Wednesday, February 24, 2010 3:18 PM
by Peter Tyrrell
MS Word uses characters from the Windows-1252 character encoding set which are not represented in ASCII or ISO-8859-1. This is often a pain in the butt. Special characters include:
- the… ellipsis
- ‘smart’ “quotes”
- en – dash and em — dash
- dagger † and double dagger ‡
- and more, but these are most common.
If you want to replace them with ASCII cognates, here's a function to do that. (Daggers don't have cognates as far as I know.)
Javascript
/// Replaces commonly-used Windows 1252 encoded chars that do not exist in ASCII or ISO-8859-1 with ISO-8859-1 cognates.

★ ★ ★ ★

Problems and tasks —
a - Can you retype the post on Word's Windows-1252 characters, starting with "If you want" and going on through "with ISO-8859-1 cognates."?
b - Can you extend the post on Word's Windows-1252 characters from the point where it stops?
None of the lines after this point are needed.

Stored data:
★ ★ ★ ★

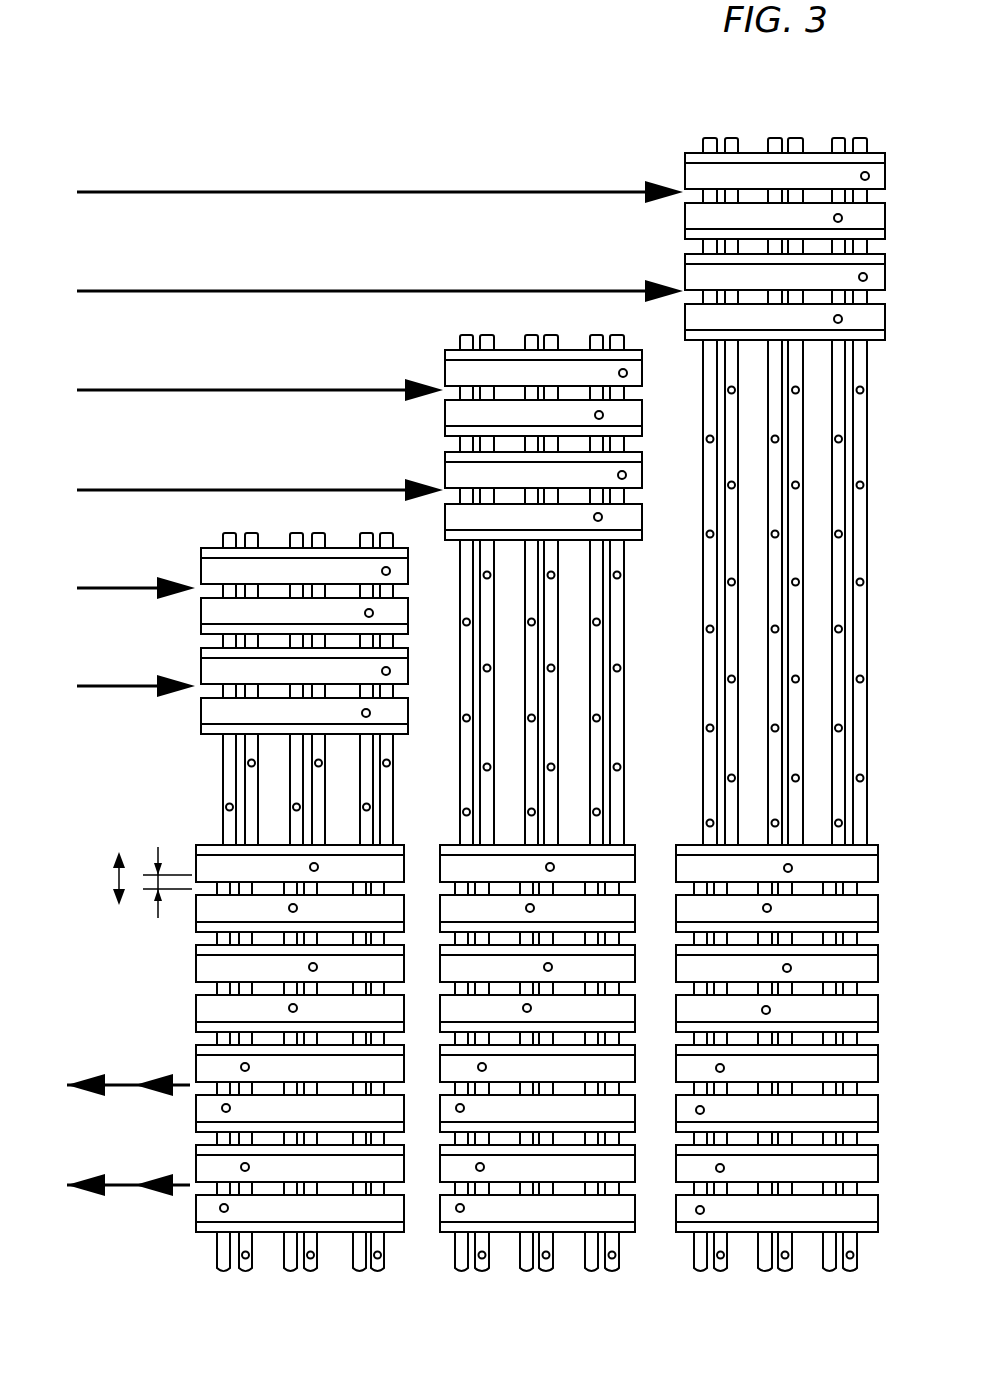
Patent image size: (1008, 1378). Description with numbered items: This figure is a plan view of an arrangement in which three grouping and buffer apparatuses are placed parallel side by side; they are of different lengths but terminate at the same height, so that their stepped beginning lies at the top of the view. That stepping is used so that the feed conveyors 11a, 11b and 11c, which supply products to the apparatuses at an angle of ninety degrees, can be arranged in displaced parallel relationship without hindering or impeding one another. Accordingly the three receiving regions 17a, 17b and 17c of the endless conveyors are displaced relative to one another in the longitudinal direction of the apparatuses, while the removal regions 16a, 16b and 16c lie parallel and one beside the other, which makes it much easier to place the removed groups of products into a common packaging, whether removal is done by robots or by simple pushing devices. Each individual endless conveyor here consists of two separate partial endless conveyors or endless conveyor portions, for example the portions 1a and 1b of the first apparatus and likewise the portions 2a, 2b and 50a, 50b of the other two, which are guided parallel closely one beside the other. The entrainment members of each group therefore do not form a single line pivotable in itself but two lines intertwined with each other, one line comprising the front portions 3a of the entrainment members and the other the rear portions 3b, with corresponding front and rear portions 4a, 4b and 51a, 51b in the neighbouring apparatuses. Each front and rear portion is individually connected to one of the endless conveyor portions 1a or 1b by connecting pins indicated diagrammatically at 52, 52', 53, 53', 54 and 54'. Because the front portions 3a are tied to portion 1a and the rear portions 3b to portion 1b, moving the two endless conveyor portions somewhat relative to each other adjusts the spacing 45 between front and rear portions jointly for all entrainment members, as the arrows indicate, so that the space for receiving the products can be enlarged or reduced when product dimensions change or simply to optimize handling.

The endless conveyor portion 1a is at (216, 1250).
The endless conveyor portion 1b is at (252, 1252).
The rail 2a is at (290, 1258).
The rail 2b is at (312, 1252).
The front portion of entrainment member 3a is at (196, 1002).
The rear portion of entrainment member 3b is at (196, 951).
The bar 4a is at (639, 417).
The bar 4b is at (639, 375).
The feed conveyor 11a is at (110, 685).
The feed conveyor 11b is at (162, 489).
The feed conveyor 11c is at (168, 290).
The removal region 16a is at (166, 1216).
The removal region 16b is at (633, 1256).
The removal region 16c is at (680, 1256).
The receiving region 17a is at (185, 552).
The receiving region 17b is at (422, 357).
The receiving region 17c is at (674, 162).
The spacing 45 is at (180, 878).
The rail 50a is at (357, 1258).
The rail 50b is at (385, 1255).
The bar 51a is at (878, 322).
The bar 51b is at (880, 276).
The connecting pin 52 is at (199, 789).
The connecting pin 52' is at (414, 789).
The connecting pin 53 is at (446, 690).
The connecting pin 53' is at (648, 690).
The connecting pin 54 is at (688, 590).
The connecting pin 54' is at (884, 590).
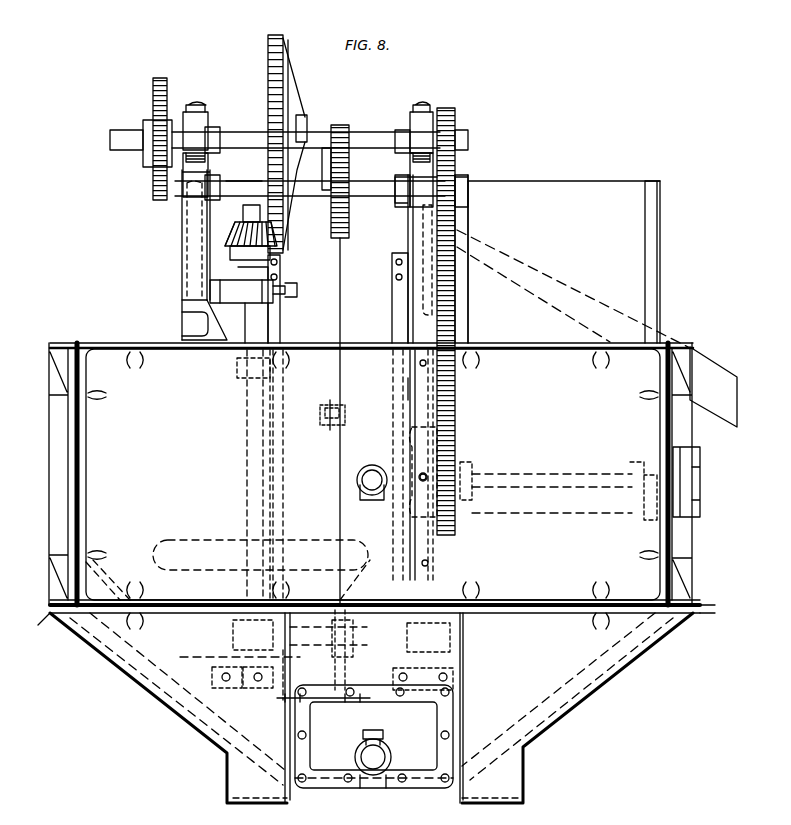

★ ★ ★ ★

Results in order —
a -
If you want to replace them with ASCII cognates, here's a function to do that. (Daggers don't have cognates as far as I know.)
Javascript
/// Replaces commonly-used Windows 1252 encoded chars that do not exist in ASCII or ISO-8859-1 with ISO-8859-1 cognates.

b -
var replaceWordChars = function(text) {
var s = text;
// smart single quotes and apostrophe
s = s.replace(/[\u2018|\u2019|\u201A]/g, "\'");
// smart double quotes
s = s.replace(/[\u201C|\u201D|\u201E]/g, "\"");
// ellipsis
s = s.replace(/\u2026/g, "...");
// dashes
s = s.replace(/[\u2013|\u2014]/g, "-");
// circumflex
s = s.replace(/\u02C6/g, "^");
// open angle bracket
s = s.replace(/\u2039/g, "<");
// close angle bracket
s = s.replace(/\u203A/g, ">");
// spaces
s = s.replace(/[\u02DC|\u00A0]/g, " ");
return s;
}
C# extension method
public static string ReplaceWordChars(this string text)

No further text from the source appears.